Stored items from a collection:

----------------------------------------

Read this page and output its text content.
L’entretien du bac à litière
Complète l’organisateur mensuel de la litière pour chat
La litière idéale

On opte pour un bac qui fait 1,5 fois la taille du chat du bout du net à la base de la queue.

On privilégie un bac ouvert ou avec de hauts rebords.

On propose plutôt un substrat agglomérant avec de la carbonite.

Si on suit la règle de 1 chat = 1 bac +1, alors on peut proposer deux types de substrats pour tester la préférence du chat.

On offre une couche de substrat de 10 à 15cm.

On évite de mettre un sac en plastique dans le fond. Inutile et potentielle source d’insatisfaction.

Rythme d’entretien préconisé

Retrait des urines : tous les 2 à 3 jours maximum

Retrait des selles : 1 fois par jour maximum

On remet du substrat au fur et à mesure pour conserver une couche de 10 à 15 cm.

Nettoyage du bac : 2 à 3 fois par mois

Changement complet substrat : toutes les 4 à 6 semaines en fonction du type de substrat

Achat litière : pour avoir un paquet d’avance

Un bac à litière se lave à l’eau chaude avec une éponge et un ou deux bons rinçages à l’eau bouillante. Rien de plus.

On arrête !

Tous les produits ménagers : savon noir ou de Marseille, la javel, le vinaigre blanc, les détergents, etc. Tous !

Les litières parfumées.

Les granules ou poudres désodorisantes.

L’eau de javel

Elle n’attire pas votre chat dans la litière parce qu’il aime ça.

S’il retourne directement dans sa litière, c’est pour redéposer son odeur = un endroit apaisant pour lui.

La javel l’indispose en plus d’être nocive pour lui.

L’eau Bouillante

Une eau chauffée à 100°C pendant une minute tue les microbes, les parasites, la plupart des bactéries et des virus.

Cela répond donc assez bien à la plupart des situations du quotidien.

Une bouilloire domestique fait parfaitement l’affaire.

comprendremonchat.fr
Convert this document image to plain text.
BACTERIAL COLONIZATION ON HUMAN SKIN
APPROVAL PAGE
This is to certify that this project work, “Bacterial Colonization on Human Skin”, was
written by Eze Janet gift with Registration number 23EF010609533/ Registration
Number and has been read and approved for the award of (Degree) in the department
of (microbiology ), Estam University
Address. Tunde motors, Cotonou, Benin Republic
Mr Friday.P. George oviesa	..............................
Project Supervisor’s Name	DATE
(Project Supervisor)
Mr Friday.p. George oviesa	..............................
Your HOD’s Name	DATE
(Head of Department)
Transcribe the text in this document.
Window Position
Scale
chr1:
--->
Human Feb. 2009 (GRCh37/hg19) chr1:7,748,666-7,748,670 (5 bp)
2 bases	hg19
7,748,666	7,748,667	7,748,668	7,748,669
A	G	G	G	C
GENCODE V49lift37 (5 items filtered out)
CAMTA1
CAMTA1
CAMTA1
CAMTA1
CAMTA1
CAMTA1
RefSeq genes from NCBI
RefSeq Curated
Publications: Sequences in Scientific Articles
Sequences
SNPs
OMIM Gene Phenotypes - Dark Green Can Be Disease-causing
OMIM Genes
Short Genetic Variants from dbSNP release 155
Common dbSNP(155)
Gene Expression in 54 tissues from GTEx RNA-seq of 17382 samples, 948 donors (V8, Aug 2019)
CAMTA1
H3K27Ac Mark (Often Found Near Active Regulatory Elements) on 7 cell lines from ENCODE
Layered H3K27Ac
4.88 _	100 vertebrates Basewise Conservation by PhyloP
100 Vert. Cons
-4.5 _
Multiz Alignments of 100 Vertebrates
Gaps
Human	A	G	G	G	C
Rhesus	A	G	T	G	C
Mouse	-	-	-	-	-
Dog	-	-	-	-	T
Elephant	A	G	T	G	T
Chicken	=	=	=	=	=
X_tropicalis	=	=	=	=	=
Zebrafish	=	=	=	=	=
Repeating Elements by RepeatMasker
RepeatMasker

----------------------------------------

Can you give every line above again, exactly as written?

Read this page and output its text content.
L’entretien du bac à litière
Complète l’organisateur mensuel de la litière pour chat
La litière idéale

On opte pour un bac qui fait 1,5 fois la taille du chat du bout du net à la base de la queue.

On privilégie un bac ouvert ou avec de hauts rebords.

On propose plutôt un substrat agglomérant avec de la carbonite.

Si on suit la règle de 1 chat = 1 bac +1, alors on peut proposer deux types de substrats pour tester la préférence du chat.

On offre une couche de substrat de 10 à 15cm.

On évite de mettre un sac en plastique dans le fond. Inutile et potentielle source d’insatisfaction.

Rythme d’entretien préconisé

Retrait des urines : tous les 2 à 3 jours maximum

Retrait des selles : 1 fois par jour maximum

On remet du substrat au fur et à mesure pour conserver une couche de 10 à 15 cm.

Nettoyage du bac : 2 à 3 fois par mois

Changement complet substrat : toutes les 4 à 6 semaines en fonction du type de substrat

Achat litière : pour avoir un paquet d’avance

Un bac à litière se lave à l’eau chaude avec une éponge et un ou deux bons rinçages à l’eau bouillante. Rien de plus.

On arrête !

Tous les produits ménagers : savon noir ou de Marseille, la javel, le vinaigre blanc, les détergents, etc. Tous !

Les litières parfumées.

Les granules ou poudres désodorisantes.

L’eau de javel

Elle n’attire pas votre chat dans la litière parce qu’il aime ça.

S’il retourne directement dans sa litière, c’est pour redéposer son odeur = un endroit apaisant pour lui.

La javel l’indispose en plus d’être nocive pour lui.

L’eau Bouillante

Une eau chauffée à 100°C pendant une minute tue les microbes, les parasites, la plupart des bactéries et des virus.

Cela répond donc assez bien à la plupart des situations du quotidien.

Une bouilloire domestique fait parfaitement l’affaire.

comprendremonchat.fr
Convert this document image to plain text.
BACTERIAL COLONIZATION ON HUMAN SKIN
APPROVAL PAGE
This is to certify that this project work, “Bacterial Colonization on Human Skin”, was
written by Eze Janet gift with Registration number 23EF010609533/ Registration
Number and has been read and approved for the award of (Degree) in the department
of (microbiology ), Estam University
Address. Tunde motors, Cotonou, Benin Republic
Mr Friday.P. George oviesa	..............................
Project Supervisor’s Name	DATE
(Project Supervisor)
Mr Friday.p. George oviesa	..............................
Your HOD’s Name	DATE
(Head of Department)
Transcribe the text in this document.
Window Position
Scale
chr1:
--->
Human Feb. 2009 (GRCh37/hg19) chr1:7,748,666-7,748,670 (5 bp)
2 bases	hg19
7,748,666	7,748,667	7,748,668	7,748,669
A	G	G	G	C
GENCODE V49lift37 (5 items filtered out)
CAMTA1
CAMTA1
CAMTA1
CAMTA1
CAMTA1
CAMTA1
RefSeq genes from NCBI
RefSeq Curated
Publications: Sequences in Scientific Articles
Sequences
SNPs
OMIM Gene Phenotypes - Dark Green Can Be Disease-causing
OMIM Genes
Short Genetic Variants from dbSNP release 155
Common dbSNP(155)
Gene Expression in 54 tissues from GTEx RNA-seq of 17382 samples, 948 donors (V8, Aug 2019)
CAMTA1
H3K27Ac Mark (Often Found Near Active Regulatory Elements) on 7 cell lines from ENCODE
Layered H3K27Ac
4.88 _	100 vertebrates Basewise Conservation by PhyloP
100 Vert. Cons
-4.5 _
Multiz Alignments of 100 Vertebrates
Gaps
Human	A	G	G	G	C
Rhesus	A	G	T	G	C
Mouse	-	-	-	-	-
Dog	-	-	-	-	T
Elephant	A	G	T	G	T
Chicken	=	=	=	=	=
X_tropicalis	=	=	=	=	=
Zebrafish	=	=	=	=	=
Repeating Elements by RepeatMasker
RepeatMasker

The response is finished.